- INSTRUCTION:
Copy the material below word for word, from its first line through the line that contains "For every button, label, input, icon, or". Leave out the pictures.
— begin MATERIAL FOR THIS EXERCISE —
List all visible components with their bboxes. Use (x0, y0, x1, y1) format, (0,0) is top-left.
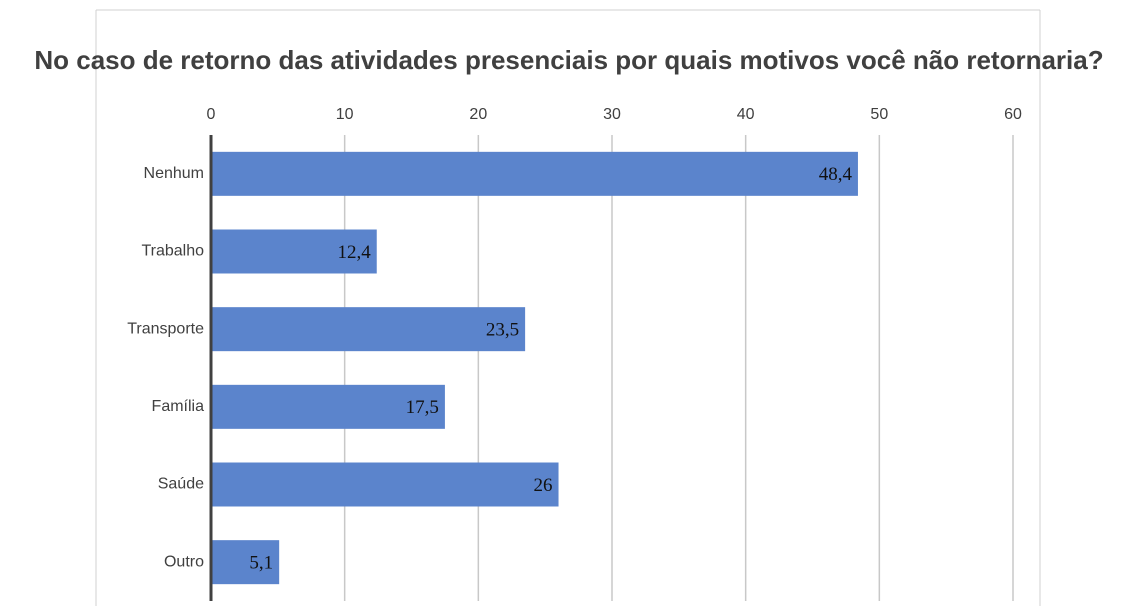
bar (211, 151, 858, 196)
value-label: 26 (534, 475, 553, 496)
value-label: 48,4 (819, 164, 853, 185)
x-tick-label: 30 (603, 106, 621, 123)
bar (211, 384, 445, 429)
x-tick-label: 0 (207, 106, 216, 123)
bar (211, 229, 377, 274)
value-label: 5,1 (249, 553, 273, 574)
bar (211, 462, 559, 507)
y-tick-label: Nenhum (144, 165, 204, 182)
y-tick-label: Trabalho (141, 243, 204, 260)
chart-title: No caso de retorno das atividades presen… (34, 45, 1103, 75)
value-label: 12,4 (337, 242, 371, 263)
x-tick-label: 40 (737, 106, 755, 123)
bar (211, 307, 526, 352)
y-tick-label: Saúde (158, 476, 204, 493)
x-tick-label: 10 (336, 106, 354, 123)
y-tick-label: Outro (164, 553, 204, 570)
value-label: 23,5 (486, 320, 519, 341)
y-tick-label: Família (152, 398, 205, 415)
bar (211, 540, 280, 585)
value-label: 17,5 (406, 397, 439, 418)
x-tick-label: 20 (469, 106, 487, 123)
y-tick-label: Transporte (127, 320, 204, 337)
x-tick-label: 60 (1004, 106, 1022, 123)
x-tick-label: 50 (870, 106, 888, 123)
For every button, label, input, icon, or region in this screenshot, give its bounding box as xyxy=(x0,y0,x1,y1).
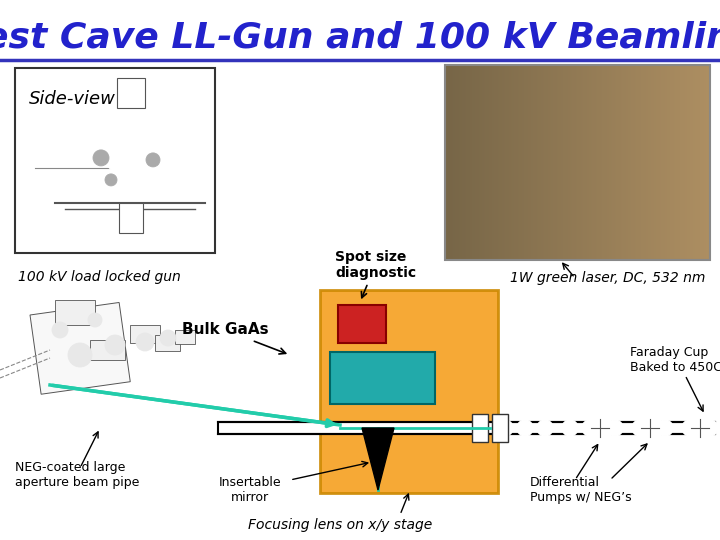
Circle shape xyxy=(105,335,125,355)
Circle shape xyxy=(93,150,109,166)
Circle shape xyxy=(582,420,598,436)
Bar xyxy=(117,78,145,108)
Circle shape xyxy=(607,420,623,436)
Bar xyxy=(320,290,498,425)
Text: Spot size
diagnostic: Spot size diagnostic xyxy=(335,250,416,298)
Circle shape xyxy=(52,322,68,338)
Circle shape xyxy=(562,420,578,436)
Polygon shape xyxy=(362,428,394,490)
Text: Faraday Cup
Baked to 450C: Faraday Cup Baked to 450C xyxy=(630,346,720,374)
Circle shape xyxy=(497,420,513,436)
Text: Focusing lens on x/y stage: Focusing lens on x/y stage xyxy=(248,518,432,532)
Bar xyxy=(155,335,180,351)
Circle shape xyxy=(702,420,718,436)
Text: 1W green laser, DC, 532 nm: 1W green laser, DC, 532 nm xyxy=(510,271,706,285)
Bar xyxy=(90,340,125,360)
Bar xyxy=(330,352,435,404)
Bar xyxy=(320,425,498,493)
Circle shape xyxy=(146,153,160,167)
Circle shape xyxy=(136,333,154,351)
Circle shape xyxy=(587,415,613,441)
Text: Side-view: Side-view xyxy=(29,90,116,108)
Circle shape xyxy=(68,343,92,367)
Circle shape xyxy=(160,330,176,346)
Text: Bulk GaAs: Bulk GaAs xyxy=(181,322,286,354)
Bar xyxy=(30,302,130,394)
Bar xyxy=(55,300,95,325)
Bar xyxy=(492,414,508,442)
Circle shape xyxy=(682,420,698,436)
Circle shape xyxy=(637,415,663,441)
Circle shape xyxy=(103,122,159,178)
Bar xyxy=(175,330,195,344)
Bar xyxy=(472,414,488,442)
Circle shape xyxy=(657,420,673,436)
Circle shape xyxy=(687,415,713,441)
Circle shape xyxy=(537,420,553,436)
Text: Insertable
mirror: Insertable mirror xyxy=(219,476,282,504)
Text: Test Cave LL-Gun and 100 kV Beamline: Test Cave LL-Gun and 100 kV Beamline xyxy=(0,21,720,55)
Text: 100 kV load locked gun: 100 kV load locked gun xyxy=(18,270,181,284)
Text: NEG-coated large
aperture beam pipe: NEG-coated large aperture beam pipe xyxy=(15,461,140,489)
Bar xyxy=(218,422,715,434)
Bar xyxy=(15,68,215,253)
Text: Differential
Pumps w/ NEG’s: Differential Pumps w/ NEG’s xyxy=(530,476,631,504)
Bar xyxy=(445,65,710,260)
Bar xyxy=(130,325,160,343)
Circle shape xyxy=(88,313,102,327)
Circle shape xyxy=(517,420,533,436)
Bar xyxy=(119,203,143,233)
Bar xyxy=(338,305,386,343)
Circle shape xyxy=(105,174,117,186)
Circle shape xyxy=(632,420,648,436)
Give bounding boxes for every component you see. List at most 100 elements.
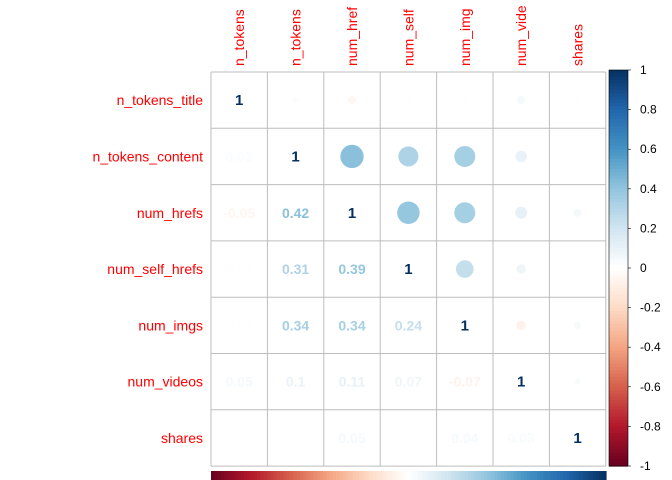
bottom-strip-segment: [299, 471, 304, 480]
bottom-strip-segment: [553, 471, 558, 480]
correlation-circle: [455, 260, 474, 278]
bottom-strip-segment: [375, 471, 380, 480]
colorbar-segment: [609, 182, 628, 187]
bottom-strip-segment: [211, 471, 215, 480]
bottom-strip-segment: [546, 471, 551, 480]
diagonal-label: 1: [291, 148, 299, 165]
colorbar-tick-label: 0.6: [640, 142, 657, 156]
colorbar-segment: [609, 310, 628, 315]
colorbar-segment: [609, 320, 628, 325]
bottom-strip-segment: [270, 471, 275, 480]
colorbar-segment: [609, 162, 628, 167]
bottom-strip-segment: [224, 471, 229, 480]
correlation-circle: [516, 264, 526, 274]
colorbar-segment: [609, 287, 628, 292]
colorbar-segment: [609, 159, 628, 163]
colorbar-segment: [609, 452, 628, 457]
bottom-strip-segment: [559, 471, 564, 480]
bottom-strip-segment: [592, 471, 597, 480]
matrix-gridlines: [210, 71, 607, 467]
colorbar-segment: [609, 357, 628, 361]
colorbar-segment: [609, 340, 628, 345]
correlation-value: 0.11: [339, 374, 366, 390]
colorbar-segment: [609, 152, 628, 157]
colorbar-segment: [609, 423, 628, 427]
row-label: n_tokens_title: [117, 92, 204, 108]
bottom-strip-segment: [290, 471, 294, 480]
colorbar-tick-label: -1: [640, 459, 651, 473]
bottom-strip-segment: [411, 471, 416, 480]
correlation-value: 0.24: [395, 317, 422, 333]
row-label: shares: [161, 430, 203, 446]
colorbar-segment: [609, 370, 628, 375]
bottom-strip-segment: [438, 471, 443, 480]
bottom-strip-segment: [230, 471, 235, 480]
bottom-strip-segment: [405, 471, 410, 480]
bottom-strip-segment: [596, 471, 601, 480]
colorbar-segment: [609, 334, 628, 338]
bottom-strip-segment: [355, 471, 360, 480]
colorbar-segment: [609, 274, 628, 279]
colorbar-segment: [609, 192, 628, 196]
correlation-circle: [575, 154, 580, 159]
colorbar-segment: [609, 188, 628, 193]
bottom-strip-segment: [372, 471, 377, 480]
correlation-value: 0.34: [282, 317, 309, 333]
bottom-strip-segment: [385, 471, 390, 480]
colorbar-segment: [609, 155, 628, 160]
bottom-strip-segment: [293, 471, 298, 480]
colorbar-segment: [609, 83, 628, 88]
colorbar-segment: [609, 79, 628, 84]
colorbar-segment: [609, 238, 628, 243]
bottom-strip-segment: [365, 471, 370, 480]
colorbar-segment: [609, 436, 628, 441]
bottom-strip-segment: [214, 471, 219, 480]
bottom-strip-segment: [283, 471, 288, 480]
colorbar-segment: [609, 413, 628, 418]
bottom-strip-segment: [257, 471, 261, 480]
correlation-circle: [515, 206, 528, 219]
bottom-strip-segment: [352, 471, 357, 480]
correlation-value: 0.01: [226, 317, 253, 333]
colorbar-segment: [609, 254, 628, 259]
correlation-value: -0.07: [449, 374, 481, 390]
bottom-strip-segment: [586, 471, 591, 480]
colorbar-segment: [609, 99, 628, 104]
bottom-strip-segment: [263, 471, 268, 480]
colorbar-segment: [609, 106, 628, 111]
correlation-circle: [517, 96, 526, 105]
bottom-strip-segment: [349, 471, 354, 480]
colorbar-segment: [609, 112, 628, 117]
bottom-strip-segment: [316, 471, 321, 480]
colorbar-segment: [609, 93, 628, 97]
colorbar-segment: [609, 221, 628, 226]
bottom-strip-segment: [319, 471, 324, 480]
correlation-circle: [516, 320, 526, 331]
colorbar-segment: [609, 116, 628, 121]
colorbar-segment: [609, 281, 628, 286]
bottom-strip-segment: [286, 471, 291, 480]
bottom-strip-segment: [303, 471, 308, 480]
bottom-strip-segment: [434, 471, 439, 480]
colorbar-segment: [609, 426, 628, 431]
correlation-value: -0.05: [223, 205, 255, 221]
colorbar-tick-label: -0.8: [640, 419, 661, 433]
colorbar-segment: [609, 363, 628, 368]
colorbar: 1 0.8 0.6 0.4 0.2 0 -0.2 -0.4 -0.6 -0.8 -1: [608, 63, 661, 473]
bottom-strip-segment: [418, 471, 423, 480]
bottom-strip-segment: [527, 471, 531, 480]
colorbar-segment: [609, 373, 628, 378]
bottom-strip-segment: [431, 471, 436, 480]
bottom-strip-segment: [602, 471, 607, 480]
bottom-strip-segment: [441, 471, 446, 480]
colorbar-segment: [609, 251, 628, 256]
colorbar-segment: [609, 409, 628, 414]
colorbar-segment: [609, 136, 628, 140]
correlation-circle: [575, 97, 580, 103]
bottom-strip-segment: [484, 471, 489, 480]
bottom-strip-segment: [569, 471, 574, 480]
bottom-strip-segment: [480, 471, 485, 480]
bottom-strip-segment: [415, 471, 419, 480]
column-label: num_vide: [513, 5, 529, 66]
colorbar-segment: [609, 390, 628, 394]
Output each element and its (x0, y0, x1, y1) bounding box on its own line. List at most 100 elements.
— end MATERIAL FOR THIS EXERCISE —
- RESPONSE FOR THIS EXERCISE:
List all visible components with their bboxes. Use (x0, y0, x1, y1) format, (0,0) is top-left.
bar (211, 151, 858, 196)
value-label: 26 (534, 475, 553, 496)
value-label: 48,4 (819, 164, 853, 185)
x-tick-label: 30 (603, 106, 621, 123)
bar (211, 384, 445, 429)
x-tick-label: 0 (207, 106, 216, 123)
bar (211, 229, 377, 274)
value-label: 5,1 (249, 553, 273, 574)
bar (211, 462, 559, 507)
y-tick-label: Nenhum (144, 165, 204, 182)
y-tick-label: Trabalho (141, 243, 204, 260)
chart-title: No caso de retorno das atividades presen… (34, 45, 1103, 75)
value-label: 12,4 (337, 242, 371, 263)
x-tick-label: 40 (737, 106, 755, 123)
bar (211, 307, 526, 352)
y-tick-label: Saúde (158, 476, 204, 493)
x-tick-label: 10 (336, 106, 354, 123)
y-tick-label: Outro (164, 553, 204, 570)
value-label: 23,5 (486, 320, 519, 341)
y-tick-label: Família (152, 398, 205, 415)
bar (211, 540, 280, 585)
value-label: 17,5 (406, 397, 439, 418)
x-tick-label: 20 (469, 106, 487, 123)
y-tick-label: Transporte (127, 320, 204, 337)
x-tick-label: 60 (1004, 106, 1022, 123)
x-tick-label: 50 (870, 106, 888, 123)
For every button, label, input, icon, or region in this screenshot, give its bounding box as xyxy=(x0,y0,x1,y1).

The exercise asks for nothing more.